- **EXTRACTED INFORMATION**:
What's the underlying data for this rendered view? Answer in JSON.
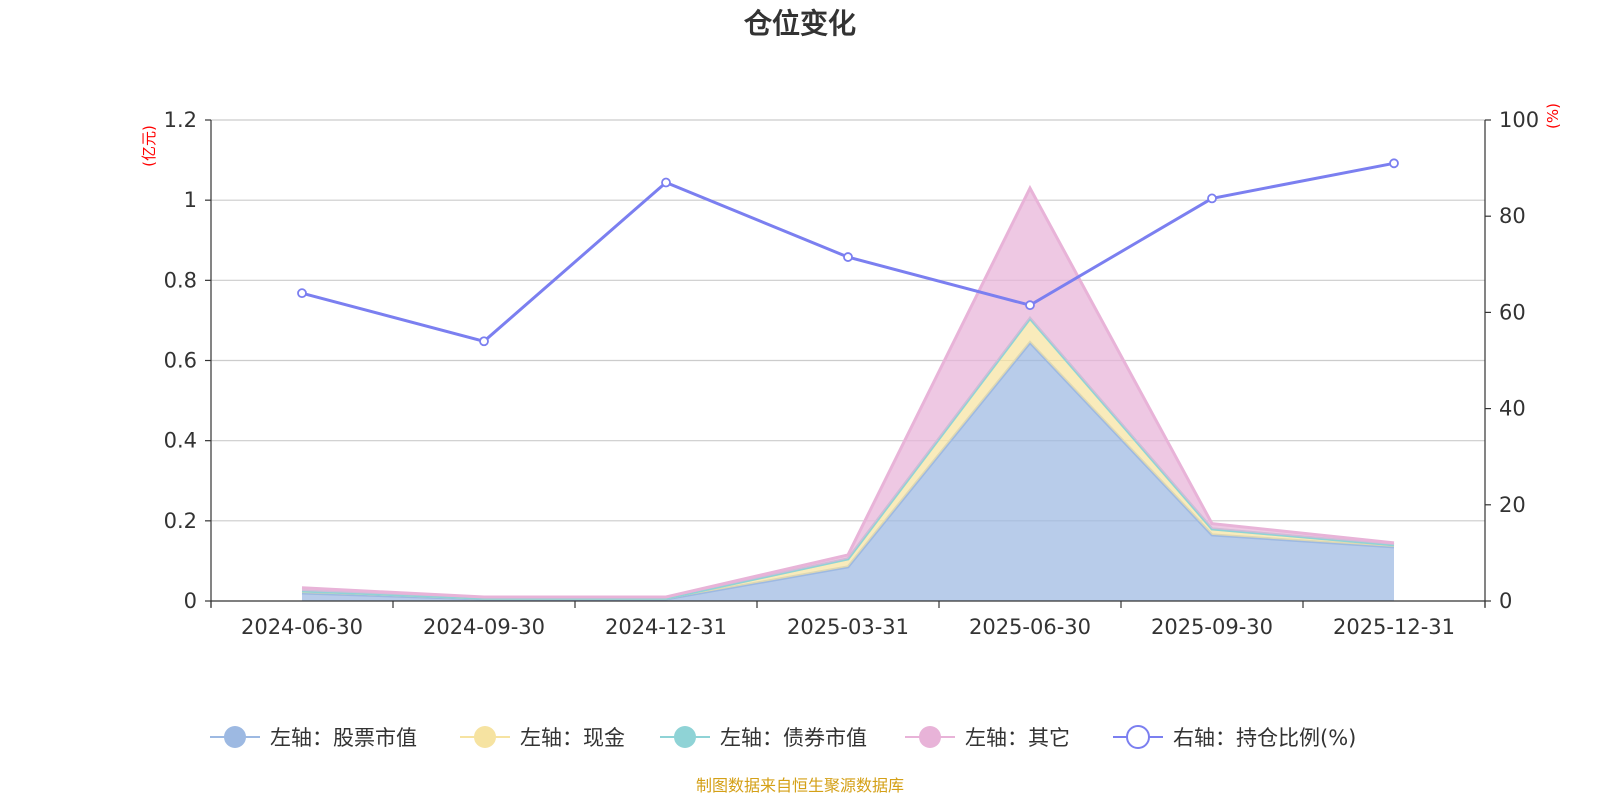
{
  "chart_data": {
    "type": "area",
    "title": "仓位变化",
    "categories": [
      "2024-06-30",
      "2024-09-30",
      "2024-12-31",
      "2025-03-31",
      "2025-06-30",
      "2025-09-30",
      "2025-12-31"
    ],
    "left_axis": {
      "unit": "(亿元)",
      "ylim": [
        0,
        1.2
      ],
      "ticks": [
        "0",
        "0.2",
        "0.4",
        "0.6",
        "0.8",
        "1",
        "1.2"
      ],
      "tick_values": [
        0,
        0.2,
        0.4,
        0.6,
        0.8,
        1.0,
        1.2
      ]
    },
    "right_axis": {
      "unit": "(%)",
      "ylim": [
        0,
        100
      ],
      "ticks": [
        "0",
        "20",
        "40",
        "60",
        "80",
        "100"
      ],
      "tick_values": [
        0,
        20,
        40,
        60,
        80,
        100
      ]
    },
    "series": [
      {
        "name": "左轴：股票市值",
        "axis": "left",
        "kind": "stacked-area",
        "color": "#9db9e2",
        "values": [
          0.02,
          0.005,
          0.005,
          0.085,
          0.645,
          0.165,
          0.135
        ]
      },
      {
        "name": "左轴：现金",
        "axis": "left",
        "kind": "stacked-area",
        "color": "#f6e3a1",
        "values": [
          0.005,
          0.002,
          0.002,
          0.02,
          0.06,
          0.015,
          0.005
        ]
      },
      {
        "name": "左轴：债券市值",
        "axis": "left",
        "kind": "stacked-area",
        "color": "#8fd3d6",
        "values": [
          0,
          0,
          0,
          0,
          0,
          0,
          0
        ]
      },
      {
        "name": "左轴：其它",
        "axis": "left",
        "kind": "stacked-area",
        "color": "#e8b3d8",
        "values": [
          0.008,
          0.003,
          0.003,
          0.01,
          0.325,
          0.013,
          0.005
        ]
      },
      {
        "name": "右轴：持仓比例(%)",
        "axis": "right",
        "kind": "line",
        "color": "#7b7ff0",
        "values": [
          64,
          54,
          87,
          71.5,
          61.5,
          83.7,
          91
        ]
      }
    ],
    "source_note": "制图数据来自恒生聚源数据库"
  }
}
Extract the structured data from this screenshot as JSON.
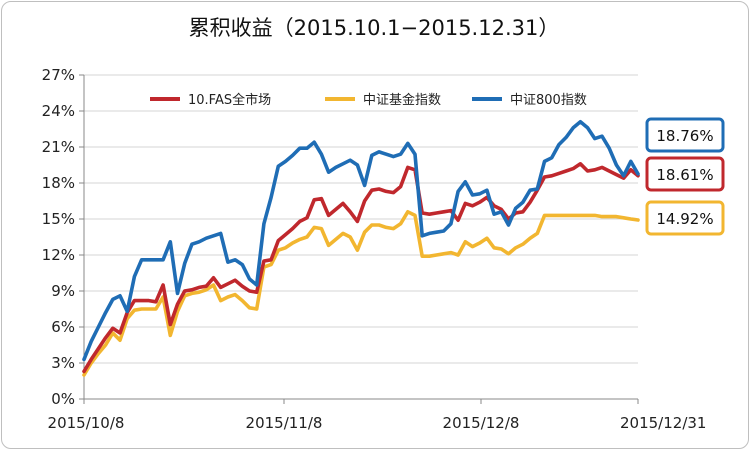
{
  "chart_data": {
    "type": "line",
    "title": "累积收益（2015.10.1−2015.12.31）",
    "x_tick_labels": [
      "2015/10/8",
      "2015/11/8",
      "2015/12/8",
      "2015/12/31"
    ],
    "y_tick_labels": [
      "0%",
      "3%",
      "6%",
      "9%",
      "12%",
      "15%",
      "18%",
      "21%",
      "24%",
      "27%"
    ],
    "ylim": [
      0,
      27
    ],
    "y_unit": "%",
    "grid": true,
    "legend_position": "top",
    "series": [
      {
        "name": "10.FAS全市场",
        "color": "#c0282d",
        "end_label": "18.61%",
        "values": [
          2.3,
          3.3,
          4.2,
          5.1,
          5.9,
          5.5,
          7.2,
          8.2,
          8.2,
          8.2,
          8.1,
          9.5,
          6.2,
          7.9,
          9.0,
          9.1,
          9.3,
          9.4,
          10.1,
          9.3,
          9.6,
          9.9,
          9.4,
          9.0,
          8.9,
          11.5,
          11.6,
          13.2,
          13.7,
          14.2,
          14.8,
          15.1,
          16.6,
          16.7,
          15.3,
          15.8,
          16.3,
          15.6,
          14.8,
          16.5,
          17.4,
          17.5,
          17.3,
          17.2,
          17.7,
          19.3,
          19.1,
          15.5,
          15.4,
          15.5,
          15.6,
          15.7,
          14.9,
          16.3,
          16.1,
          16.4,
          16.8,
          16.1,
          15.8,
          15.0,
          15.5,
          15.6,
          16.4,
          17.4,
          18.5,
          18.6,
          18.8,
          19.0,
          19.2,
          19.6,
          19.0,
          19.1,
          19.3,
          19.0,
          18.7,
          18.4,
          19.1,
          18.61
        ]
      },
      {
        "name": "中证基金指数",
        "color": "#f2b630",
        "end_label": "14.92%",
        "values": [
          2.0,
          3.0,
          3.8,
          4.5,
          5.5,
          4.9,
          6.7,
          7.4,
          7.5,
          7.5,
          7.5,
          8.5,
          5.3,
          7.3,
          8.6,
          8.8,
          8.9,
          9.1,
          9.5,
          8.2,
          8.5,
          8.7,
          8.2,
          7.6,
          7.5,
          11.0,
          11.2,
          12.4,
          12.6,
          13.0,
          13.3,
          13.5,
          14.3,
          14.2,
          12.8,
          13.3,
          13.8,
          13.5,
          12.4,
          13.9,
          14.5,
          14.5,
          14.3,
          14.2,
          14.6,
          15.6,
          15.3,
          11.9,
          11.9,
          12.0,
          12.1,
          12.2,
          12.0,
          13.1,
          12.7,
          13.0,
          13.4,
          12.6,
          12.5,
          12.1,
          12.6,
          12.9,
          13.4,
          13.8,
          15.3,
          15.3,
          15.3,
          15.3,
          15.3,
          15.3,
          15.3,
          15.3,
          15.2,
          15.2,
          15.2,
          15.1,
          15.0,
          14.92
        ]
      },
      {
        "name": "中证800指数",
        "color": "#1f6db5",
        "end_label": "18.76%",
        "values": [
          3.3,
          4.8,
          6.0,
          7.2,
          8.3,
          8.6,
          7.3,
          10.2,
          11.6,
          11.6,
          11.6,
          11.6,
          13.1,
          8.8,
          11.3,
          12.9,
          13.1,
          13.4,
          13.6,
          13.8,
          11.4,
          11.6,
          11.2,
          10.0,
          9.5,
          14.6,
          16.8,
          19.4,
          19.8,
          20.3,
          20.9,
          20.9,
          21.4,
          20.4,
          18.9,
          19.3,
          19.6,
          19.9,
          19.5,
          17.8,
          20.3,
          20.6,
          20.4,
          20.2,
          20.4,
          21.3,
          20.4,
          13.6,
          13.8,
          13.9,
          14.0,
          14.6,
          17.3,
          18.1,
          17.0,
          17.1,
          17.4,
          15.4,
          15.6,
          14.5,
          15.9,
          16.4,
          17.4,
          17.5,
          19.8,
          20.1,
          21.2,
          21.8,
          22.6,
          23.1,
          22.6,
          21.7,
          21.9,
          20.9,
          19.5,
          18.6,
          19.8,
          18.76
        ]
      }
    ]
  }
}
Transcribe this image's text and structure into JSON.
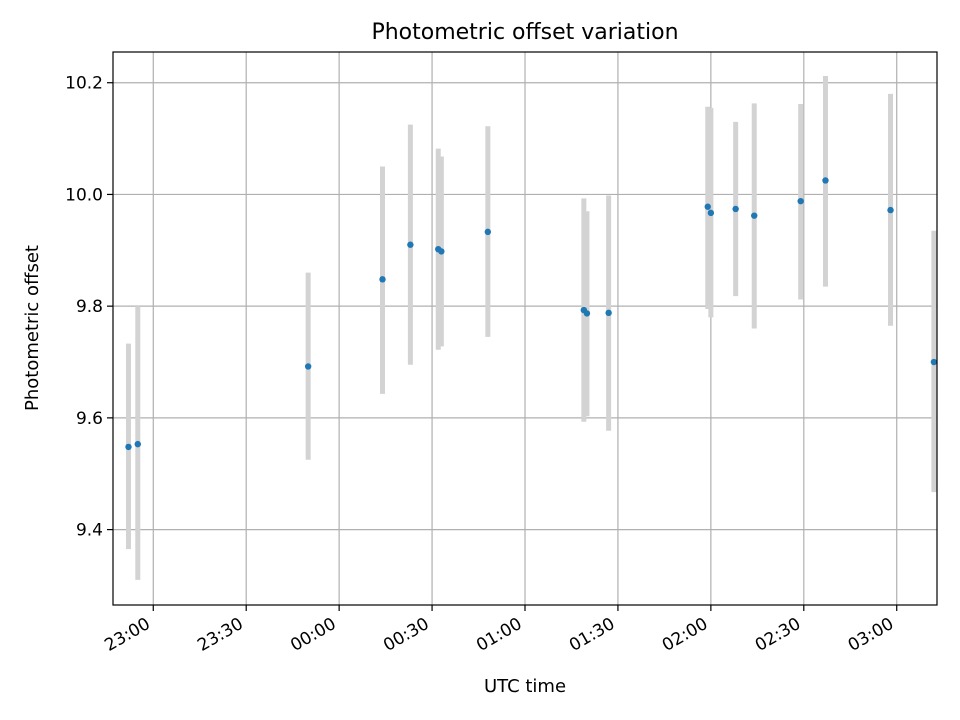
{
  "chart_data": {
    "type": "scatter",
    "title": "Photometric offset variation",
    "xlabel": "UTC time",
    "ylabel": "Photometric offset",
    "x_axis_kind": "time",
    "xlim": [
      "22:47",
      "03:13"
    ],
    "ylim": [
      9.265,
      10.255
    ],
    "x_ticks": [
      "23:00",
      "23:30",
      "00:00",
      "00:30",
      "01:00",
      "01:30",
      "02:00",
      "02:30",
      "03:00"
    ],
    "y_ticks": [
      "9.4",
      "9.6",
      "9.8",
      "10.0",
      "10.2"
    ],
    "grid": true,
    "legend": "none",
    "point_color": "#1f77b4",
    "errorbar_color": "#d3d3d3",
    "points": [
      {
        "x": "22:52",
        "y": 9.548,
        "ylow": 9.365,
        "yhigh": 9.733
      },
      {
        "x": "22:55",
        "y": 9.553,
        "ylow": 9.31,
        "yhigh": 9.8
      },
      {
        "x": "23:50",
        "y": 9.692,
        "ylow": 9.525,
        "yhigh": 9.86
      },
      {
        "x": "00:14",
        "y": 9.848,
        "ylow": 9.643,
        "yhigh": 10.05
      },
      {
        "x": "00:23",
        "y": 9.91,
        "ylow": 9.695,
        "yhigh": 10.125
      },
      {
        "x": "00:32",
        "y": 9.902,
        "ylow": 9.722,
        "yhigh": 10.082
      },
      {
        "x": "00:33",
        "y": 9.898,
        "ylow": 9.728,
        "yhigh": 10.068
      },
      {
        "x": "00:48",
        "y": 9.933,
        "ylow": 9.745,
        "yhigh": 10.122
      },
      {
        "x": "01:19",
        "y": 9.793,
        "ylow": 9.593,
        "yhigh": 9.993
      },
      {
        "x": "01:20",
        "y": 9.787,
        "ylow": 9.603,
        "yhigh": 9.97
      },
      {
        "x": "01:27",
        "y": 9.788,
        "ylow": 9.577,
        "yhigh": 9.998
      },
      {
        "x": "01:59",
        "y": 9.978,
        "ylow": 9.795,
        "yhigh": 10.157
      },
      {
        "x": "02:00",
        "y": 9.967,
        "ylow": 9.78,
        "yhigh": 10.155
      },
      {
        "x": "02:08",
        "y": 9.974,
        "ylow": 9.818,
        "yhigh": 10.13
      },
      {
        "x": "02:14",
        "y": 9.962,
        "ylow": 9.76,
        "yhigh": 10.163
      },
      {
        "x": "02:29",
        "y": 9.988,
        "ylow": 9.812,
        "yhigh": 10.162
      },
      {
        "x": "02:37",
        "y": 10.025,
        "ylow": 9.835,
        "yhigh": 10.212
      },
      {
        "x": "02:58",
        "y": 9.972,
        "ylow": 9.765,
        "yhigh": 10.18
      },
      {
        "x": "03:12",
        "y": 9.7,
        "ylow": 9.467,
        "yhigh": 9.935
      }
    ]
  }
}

- **WHAT TO WORK ON**: Find the lines that include the string "JSON", then copy each of them.

- **CORRECT OUTPUT**:
What's the underlying data for this rendered view? Answer in JSON.
Extract the structured data from this screenshot as JSON.
Transcribe this image's text and structure into JSON.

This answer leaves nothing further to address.